>> START Information provided
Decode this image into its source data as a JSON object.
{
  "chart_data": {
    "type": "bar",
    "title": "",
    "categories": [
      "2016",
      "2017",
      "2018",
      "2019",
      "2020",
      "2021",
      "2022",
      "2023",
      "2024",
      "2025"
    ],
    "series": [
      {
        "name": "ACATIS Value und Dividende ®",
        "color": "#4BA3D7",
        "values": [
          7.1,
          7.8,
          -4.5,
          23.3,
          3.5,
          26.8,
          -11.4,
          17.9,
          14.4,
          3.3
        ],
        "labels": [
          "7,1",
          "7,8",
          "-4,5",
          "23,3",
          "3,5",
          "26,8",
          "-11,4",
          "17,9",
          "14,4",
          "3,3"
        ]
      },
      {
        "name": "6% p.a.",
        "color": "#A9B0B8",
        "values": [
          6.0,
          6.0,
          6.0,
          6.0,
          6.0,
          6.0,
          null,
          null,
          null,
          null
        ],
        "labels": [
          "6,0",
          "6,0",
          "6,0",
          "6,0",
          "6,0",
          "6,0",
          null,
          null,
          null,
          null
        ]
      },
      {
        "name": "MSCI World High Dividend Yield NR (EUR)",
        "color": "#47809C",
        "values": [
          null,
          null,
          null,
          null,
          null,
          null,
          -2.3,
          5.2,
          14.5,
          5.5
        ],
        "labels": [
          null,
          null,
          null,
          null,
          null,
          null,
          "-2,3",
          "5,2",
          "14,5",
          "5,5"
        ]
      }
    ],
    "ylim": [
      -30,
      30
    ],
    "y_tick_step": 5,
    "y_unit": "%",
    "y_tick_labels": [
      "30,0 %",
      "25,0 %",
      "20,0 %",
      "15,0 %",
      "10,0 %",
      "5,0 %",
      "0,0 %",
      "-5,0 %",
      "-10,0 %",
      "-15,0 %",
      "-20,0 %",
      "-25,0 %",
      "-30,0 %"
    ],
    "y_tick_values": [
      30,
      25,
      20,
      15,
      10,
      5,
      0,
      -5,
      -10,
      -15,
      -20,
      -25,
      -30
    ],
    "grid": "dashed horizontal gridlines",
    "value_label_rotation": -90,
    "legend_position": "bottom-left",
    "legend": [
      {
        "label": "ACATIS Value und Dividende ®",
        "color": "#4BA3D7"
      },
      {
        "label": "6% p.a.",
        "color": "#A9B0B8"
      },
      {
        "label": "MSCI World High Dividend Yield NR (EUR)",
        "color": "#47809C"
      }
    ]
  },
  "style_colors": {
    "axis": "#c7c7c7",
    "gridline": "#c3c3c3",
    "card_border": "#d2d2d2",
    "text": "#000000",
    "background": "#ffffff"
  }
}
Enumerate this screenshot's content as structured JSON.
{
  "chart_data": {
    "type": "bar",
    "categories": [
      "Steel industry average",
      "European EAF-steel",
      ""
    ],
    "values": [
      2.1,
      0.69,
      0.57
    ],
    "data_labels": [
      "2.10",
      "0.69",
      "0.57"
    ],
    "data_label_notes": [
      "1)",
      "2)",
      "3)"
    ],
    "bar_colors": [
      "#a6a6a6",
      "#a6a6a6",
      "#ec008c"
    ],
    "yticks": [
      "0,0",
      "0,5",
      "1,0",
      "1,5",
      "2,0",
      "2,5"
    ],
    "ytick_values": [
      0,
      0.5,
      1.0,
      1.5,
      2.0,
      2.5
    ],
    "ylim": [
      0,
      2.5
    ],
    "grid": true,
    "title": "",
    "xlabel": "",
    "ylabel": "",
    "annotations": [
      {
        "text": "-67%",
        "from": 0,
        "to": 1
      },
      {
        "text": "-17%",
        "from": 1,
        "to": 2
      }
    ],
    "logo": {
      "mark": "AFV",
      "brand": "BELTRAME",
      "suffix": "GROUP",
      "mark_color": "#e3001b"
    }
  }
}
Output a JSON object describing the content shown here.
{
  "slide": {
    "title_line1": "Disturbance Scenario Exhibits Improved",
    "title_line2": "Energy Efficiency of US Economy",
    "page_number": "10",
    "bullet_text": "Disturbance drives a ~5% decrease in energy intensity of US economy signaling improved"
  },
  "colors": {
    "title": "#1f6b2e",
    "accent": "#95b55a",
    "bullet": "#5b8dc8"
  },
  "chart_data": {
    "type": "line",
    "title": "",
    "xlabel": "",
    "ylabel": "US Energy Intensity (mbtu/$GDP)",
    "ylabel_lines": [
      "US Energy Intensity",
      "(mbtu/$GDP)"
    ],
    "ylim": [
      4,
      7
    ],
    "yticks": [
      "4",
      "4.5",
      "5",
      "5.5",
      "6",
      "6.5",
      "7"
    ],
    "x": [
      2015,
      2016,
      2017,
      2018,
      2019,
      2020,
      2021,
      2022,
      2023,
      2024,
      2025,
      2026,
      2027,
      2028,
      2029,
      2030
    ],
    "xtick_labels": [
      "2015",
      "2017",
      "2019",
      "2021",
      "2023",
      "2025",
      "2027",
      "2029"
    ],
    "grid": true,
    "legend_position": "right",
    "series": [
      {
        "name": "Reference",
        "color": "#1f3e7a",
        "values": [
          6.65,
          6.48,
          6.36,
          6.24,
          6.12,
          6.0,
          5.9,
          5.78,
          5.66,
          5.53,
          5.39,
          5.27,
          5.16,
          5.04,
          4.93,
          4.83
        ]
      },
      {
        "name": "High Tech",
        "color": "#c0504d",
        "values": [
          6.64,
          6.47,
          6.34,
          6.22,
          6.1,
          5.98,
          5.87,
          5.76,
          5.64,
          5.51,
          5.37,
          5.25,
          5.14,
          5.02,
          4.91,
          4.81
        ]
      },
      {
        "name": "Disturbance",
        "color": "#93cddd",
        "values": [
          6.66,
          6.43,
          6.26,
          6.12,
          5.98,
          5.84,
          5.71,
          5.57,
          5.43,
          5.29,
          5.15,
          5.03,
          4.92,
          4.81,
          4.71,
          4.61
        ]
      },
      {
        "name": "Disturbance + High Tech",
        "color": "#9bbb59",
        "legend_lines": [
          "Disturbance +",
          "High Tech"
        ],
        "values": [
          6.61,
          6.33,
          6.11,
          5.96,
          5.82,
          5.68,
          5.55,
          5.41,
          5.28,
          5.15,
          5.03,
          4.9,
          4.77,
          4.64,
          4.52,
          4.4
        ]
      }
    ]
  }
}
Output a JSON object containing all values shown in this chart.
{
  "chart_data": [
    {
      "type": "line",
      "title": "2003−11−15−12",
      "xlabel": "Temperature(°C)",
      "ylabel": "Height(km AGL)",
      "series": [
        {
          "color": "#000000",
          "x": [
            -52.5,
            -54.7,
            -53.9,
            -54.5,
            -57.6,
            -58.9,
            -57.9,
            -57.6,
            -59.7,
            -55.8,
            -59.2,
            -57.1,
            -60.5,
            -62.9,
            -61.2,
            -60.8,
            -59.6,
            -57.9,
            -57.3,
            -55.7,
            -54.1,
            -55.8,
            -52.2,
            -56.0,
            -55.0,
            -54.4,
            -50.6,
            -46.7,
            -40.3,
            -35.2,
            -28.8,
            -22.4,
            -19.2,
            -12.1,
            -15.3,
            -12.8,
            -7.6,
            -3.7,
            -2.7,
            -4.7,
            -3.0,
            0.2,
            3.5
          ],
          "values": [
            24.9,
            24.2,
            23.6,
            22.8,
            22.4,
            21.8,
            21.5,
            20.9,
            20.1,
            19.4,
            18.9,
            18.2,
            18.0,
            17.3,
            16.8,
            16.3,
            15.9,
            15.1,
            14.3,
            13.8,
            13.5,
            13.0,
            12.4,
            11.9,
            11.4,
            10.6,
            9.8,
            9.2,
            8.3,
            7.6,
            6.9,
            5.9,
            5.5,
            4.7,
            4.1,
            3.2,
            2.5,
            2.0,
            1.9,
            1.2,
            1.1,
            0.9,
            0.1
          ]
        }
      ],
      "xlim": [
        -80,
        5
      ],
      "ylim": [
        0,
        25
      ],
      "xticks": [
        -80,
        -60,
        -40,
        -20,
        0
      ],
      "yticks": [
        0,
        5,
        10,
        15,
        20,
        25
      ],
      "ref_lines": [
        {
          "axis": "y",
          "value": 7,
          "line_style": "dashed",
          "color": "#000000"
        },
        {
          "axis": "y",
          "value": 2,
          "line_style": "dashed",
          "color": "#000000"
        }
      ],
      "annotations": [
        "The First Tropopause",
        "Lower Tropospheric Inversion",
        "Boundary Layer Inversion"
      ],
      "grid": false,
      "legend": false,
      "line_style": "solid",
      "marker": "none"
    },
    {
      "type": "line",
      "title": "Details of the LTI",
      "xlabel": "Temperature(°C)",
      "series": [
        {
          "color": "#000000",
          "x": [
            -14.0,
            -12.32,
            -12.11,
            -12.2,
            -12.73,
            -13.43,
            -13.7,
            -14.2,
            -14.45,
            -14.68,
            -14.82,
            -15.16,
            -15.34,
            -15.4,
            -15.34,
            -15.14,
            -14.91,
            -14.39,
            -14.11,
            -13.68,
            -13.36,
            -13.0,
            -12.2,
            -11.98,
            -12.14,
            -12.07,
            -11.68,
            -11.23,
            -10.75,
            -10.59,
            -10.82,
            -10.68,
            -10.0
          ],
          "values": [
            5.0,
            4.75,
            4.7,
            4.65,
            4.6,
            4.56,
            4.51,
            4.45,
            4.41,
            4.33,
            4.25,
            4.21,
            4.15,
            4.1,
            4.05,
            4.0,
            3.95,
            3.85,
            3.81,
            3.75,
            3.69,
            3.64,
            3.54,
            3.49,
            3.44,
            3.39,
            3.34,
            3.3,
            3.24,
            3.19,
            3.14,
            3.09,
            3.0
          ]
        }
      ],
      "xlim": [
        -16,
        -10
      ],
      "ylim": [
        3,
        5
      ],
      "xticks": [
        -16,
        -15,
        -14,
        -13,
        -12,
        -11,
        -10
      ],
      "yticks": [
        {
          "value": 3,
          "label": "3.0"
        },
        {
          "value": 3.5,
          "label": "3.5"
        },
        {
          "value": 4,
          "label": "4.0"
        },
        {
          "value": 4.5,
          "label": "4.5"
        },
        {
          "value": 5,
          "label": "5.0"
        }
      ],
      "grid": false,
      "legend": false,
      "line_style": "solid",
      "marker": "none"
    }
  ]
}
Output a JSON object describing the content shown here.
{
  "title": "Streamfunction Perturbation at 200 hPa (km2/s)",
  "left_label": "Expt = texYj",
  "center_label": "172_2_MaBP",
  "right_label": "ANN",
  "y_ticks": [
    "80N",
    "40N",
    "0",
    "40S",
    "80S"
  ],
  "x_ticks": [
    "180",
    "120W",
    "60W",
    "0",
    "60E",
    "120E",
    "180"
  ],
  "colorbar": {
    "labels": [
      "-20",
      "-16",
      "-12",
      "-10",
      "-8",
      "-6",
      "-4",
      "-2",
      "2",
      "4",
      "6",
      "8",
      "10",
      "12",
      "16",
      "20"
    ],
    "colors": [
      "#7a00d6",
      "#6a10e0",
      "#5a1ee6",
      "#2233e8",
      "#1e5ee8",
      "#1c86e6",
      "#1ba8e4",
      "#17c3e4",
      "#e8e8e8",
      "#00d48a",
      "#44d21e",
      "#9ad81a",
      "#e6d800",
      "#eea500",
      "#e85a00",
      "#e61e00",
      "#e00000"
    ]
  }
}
>> END Information provided
_Work instructions_. Go through the records. Copy each line where "High" appears.

_Task output_.
        "name": "MSCI World High Dividend Yield NR (EUR)",
        "label": "MSCI World High Dividend Yield NR (EUR)",
        "name": "High Tech",
        "name": "Disturbance + High Tech",
          "High Tech"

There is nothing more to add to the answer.